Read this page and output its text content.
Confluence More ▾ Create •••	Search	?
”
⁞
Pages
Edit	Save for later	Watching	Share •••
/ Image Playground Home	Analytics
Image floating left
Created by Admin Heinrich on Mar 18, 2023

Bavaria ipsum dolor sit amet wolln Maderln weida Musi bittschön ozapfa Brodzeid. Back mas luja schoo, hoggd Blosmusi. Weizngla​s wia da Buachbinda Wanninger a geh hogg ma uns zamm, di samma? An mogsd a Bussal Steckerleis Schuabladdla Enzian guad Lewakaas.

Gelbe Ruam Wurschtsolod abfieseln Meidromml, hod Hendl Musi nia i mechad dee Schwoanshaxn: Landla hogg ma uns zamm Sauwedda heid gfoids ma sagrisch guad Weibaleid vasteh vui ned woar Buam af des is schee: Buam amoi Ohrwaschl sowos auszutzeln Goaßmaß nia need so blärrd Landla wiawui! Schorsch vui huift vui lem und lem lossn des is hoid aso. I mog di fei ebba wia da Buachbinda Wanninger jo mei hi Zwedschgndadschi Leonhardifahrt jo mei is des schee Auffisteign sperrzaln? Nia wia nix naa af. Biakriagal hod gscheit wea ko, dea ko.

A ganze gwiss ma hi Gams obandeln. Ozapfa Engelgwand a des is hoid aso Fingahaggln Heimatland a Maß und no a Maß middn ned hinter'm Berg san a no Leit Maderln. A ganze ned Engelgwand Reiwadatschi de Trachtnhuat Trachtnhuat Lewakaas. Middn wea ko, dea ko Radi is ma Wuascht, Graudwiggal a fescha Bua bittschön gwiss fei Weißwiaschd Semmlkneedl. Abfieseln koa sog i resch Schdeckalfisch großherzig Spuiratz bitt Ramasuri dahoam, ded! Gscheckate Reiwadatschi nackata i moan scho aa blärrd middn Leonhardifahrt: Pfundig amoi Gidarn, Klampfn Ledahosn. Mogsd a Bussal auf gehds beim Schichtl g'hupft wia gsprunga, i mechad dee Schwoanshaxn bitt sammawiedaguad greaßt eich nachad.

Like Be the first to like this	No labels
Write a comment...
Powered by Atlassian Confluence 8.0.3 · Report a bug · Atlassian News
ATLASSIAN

★ ★ ★ ★ ★

• _What to produce_
Every line of the records above needs to be given again exactly.

• _Response below_
Read this page and output its text content.
Confluence More ▾ Create •••	Search	?
”
⁞
Pages
Edit	Save for later	Watching	Share •••
/ Image Playground Home	Analytics
Image floating left
Created by Admin Heinrich on Mar 18, 2023

Bavaria ipsum dolor sit amet wolln Maderln weida Musi bittschön ozapfa Brodzeid. Back mas luja schoo, hoggd Blosmusi. Weizngla​s wia da Buachbinda Wanninger a geh hogg ma uns zamm, di samma? An mogsd a Bussal Steckerleis Schuabladdla Enzian guad Lewakaas.

Gelbe Ruam Wurschtsolod abfieseln Meidromml, hod Hendl Musi nia i mechad dee Schwoanshaxn: Landla hogg ma uns zamm Sauwedda heid gfoids ma sagrisch guad Weibaleid vasteh vui ned woar Buam af des is schee: Buam amoi Ohrwaschl sowos auszutzeln Goaßmaß nia need so blärrd Landla wiawui! Schorsch vui huift vui lem und lem lossn des is hoid aso. I mog di fei ebba wia da Buachbinda Wanninger jo mei hi Zwedschgndadschi Leonhardifahrt jo mei is des schee Auffisteign sperrzaln? Nia wia nix naa af. Biakriagal hod gscheit wea ko, dea ko.

A ganze gwiss ma hi Gams obandeln. Ozapfa Engelgwand a des is hoid aso Fingahaggln Heimatland a Maß und no a Maß middn ned hinter'm Berg san a no Leit Maderln. A ganze ned Engelgwand Reiwadatschi de Trachtnhuat Trachtnhuat Lewakaas. Middn wea ko, dea ko Radi is ma Wuascht, Graudwiggal a fescha Bua bittschön gwiss fei Weißwiaschd Semmlkneedl. Abfieseln koa sog i resch Schdeckalfisch großherzig Spuiratz bitt Ramasuri dahoam, ded! Gscheckate Reiwadatschi nackata i moan scho aa blärrd middn Leonhardifahrt: Pfundig amoi Gidarn, Klampfn Ledahosn. Mogsd a Bussal auf gehds beim Schichtl g'hupft wia gsprunga, i mechad dee Schwoanshaxn bitt sammawiedaguad greaßt eich nachad.

Like Be the first to like this	No labels
Write a comment...
Powered by Atlassian Confluence 8.0.3 · Report a bug · Atlassian News
ATLASSIAN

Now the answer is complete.